EXERCISE:
Filter the data below for the string "Wind" and copy each matching line.

RECORDS TO USE:

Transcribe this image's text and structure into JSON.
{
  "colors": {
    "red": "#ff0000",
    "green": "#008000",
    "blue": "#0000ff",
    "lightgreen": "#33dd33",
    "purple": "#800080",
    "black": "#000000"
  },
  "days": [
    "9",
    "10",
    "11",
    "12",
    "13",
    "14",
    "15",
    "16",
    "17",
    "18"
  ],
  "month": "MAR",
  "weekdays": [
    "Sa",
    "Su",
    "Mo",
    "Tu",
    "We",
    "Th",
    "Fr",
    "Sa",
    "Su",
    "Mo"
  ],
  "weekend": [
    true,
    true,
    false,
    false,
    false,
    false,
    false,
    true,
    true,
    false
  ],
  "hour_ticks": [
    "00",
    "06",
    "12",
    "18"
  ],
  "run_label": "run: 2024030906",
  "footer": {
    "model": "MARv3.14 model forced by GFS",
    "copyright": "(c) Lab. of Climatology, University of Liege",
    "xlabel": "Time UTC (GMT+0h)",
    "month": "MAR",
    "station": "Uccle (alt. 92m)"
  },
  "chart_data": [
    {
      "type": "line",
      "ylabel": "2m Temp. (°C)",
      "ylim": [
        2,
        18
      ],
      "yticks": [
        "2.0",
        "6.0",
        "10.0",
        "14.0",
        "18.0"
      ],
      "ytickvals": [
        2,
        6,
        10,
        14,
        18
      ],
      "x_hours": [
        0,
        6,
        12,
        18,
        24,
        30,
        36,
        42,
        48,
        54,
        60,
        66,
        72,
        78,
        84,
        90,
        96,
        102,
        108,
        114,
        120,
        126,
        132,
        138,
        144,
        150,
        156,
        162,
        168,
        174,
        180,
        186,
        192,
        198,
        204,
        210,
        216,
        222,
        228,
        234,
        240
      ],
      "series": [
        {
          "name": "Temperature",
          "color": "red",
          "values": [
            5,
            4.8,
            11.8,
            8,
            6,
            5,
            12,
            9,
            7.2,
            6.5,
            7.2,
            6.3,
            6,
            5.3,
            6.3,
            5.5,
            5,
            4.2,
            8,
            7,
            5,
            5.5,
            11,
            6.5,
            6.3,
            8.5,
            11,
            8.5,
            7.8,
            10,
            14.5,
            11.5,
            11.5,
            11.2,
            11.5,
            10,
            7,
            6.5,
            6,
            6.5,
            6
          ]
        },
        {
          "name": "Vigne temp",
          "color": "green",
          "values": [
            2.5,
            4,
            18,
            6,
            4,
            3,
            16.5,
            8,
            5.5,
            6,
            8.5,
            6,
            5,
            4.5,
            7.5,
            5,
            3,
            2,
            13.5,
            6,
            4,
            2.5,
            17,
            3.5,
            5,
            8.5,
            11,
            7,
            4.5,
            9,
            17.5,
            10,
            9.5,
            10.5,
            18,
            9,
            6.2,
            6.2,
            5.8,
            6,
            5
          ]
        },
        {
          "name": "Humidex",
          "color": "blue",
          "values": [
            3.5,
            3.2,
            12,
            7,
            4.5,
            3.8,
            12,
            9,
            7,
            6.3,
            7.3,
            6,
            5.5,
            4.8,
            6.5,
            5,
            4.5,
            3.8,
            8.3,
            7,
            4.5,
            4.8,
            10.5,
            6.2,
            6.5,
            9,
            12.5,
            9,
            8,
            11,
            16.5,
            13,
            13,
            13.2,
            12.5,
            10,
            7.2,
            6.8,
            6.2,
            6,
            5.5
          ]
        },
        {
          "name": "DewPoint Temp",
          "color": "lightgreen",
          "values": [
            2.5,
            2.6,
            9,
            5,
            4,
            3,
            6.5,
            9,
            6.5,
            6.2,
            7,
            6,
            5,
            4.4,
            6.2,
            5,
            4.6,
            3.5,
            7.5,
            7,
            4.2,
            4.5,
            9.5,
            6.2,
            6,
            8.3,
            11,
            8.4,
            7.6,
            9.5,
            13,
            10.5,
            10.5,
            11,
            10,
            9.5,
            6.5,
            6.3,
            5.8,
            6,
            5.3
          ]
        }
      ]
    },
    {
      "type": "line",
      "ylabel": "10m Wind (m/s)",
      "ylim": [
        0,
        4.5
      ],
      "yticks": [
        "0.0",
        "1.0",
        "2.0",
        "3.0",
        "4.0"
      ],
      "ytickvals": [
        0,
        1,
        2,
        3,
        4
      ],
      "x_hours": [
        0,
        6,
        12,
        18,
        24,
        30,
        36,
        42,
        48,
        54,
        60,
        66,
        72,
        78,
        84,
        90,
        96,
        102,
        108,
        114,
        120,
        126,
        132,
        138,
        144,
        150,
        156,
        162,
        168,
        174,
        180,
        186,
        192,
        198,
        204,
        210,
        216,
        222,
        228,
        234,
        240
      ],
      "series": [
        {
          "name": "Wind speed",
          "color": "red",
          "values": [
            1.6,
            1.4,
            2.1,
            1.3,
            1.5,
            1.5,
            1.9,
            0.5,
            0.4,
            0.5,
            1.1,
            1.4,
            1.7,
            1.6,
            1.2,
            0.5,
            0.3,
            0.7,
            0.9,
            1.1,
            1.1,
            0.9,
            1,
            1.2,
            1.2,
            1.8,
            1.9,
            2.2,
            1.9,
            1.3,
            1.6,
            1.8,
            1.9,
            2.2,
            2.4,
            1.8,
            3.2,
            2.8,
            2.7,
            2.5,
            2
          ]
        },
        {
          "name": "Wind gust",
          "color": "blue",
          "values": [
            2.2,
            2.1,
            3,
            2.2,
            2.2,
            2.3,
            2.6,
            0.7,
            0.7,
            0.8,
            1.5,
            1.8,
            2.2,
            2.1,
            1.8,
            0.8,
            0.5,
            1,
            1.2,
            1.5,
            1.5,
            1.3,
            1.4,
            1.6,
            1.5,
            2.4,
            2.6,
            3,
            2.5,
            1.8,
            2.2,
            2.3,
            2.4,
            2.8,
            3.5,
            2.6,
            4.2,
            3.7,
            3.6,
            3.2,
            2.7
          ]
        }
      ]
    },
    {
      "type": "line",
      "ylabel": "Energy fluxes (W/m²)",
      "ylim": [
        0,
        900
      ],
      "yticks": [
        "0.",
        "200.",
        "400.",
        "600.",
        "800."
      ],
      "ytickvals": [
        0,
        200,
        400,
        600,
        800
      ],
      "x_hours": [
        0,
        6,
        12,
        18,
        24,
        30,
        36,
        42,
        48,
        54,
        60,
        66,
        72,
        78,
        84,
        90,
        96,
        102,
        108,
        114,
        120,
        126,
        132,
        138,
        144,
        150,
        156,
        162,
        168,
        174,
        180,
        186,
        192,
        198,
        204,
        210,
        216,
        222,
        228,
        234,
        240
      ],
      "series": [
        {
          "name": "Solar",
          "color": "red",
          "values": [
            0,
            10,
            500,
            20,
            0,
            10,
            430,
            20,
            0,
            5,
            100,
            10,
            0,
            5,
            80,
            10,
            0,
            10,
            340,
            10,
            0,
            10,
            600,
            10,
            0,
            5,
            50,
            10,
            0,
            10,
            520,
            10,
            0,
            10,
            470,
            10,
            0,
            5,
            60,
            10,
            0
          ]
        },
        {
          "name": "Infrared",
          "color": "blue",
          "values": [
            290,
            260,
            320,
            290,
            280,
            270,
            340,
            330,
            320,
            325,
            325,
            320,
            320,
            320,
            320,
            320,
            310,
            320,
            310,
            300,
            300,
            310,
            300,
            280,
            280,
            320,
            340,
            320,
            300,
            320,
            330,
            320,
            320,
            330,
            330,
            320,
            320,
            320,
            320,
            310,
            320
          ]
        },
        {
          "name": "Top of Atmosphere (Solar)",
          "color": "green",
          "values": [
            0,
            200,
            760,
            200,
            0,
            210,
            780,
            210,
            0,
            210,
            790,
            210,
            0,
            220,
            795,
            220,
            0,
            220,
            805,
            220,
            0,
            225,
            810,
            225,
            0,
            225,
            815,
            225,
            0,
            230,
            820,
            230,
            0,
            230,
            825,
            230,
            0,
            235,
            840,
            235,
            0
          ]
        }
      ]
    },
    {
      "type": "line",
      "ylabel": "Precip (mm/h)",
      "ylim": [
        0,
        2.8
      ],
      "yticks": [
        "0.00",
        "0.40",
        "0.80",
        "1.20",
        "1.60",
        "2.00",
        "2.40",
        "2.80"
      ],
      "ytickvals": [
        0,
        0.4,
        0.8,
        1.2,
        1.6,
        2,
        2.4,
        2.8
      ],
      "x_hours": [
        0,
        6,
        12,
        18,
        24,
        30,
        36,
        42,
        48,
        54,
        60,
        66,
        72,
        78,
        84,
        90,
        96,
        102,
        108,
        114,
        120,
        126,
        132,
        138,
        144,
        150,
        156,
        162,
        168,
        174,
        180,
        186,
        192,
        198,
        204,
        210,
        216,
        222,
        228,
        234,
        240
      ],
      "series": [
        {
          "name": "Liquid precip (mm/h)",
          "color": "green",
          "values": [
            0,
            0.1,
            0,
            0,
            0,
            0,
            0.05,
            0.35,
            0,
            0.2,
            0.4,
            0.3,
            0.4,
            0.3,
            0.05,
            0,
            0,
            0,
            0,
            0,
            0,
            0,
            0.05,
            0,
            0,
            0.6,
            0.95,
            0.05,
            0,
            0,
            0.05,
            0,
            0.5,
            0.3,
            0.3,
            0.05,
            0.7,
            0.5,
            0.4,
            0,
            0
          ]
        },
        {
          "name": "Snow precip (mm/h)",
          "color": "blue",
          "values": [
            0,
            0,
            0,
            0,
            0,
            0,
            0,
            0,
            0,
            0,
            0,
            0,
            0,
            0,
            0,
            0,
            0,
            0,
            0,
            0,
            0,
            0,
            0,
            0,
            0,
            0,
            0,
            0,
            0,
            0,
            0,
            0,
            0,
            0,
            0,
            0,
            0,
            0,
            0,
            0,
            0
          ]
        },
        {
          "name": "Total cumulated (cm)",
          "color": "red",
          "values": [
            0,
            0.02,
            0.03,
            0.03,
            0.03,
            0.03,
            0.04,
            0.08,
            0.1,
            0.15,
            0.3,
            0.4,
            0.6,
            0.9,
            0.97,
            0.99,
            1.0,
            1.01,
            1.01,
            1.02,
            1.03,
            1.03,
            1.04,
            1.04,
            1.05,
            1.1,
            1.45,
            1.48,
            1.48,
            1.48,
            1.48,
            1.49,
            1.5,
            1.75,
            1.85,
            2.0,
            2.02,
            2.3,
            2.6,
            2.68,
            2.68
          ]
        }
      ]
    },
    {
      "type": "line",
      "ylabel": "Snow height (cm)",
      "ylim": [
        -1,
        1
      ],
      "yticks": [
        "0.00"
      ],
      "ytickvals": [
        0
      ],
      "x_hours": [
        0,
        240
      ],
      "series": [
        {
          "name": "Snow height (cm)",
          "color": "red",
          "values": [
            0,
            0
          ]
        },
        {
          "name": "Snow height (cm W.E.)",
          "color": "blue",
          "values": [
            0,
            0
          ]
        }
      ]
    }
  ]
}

RESULT FOR THIS TASK:
      "ylabel": "10m Wind (m/s)",
          "name": "Wind speed",
          "name": "Wind gust",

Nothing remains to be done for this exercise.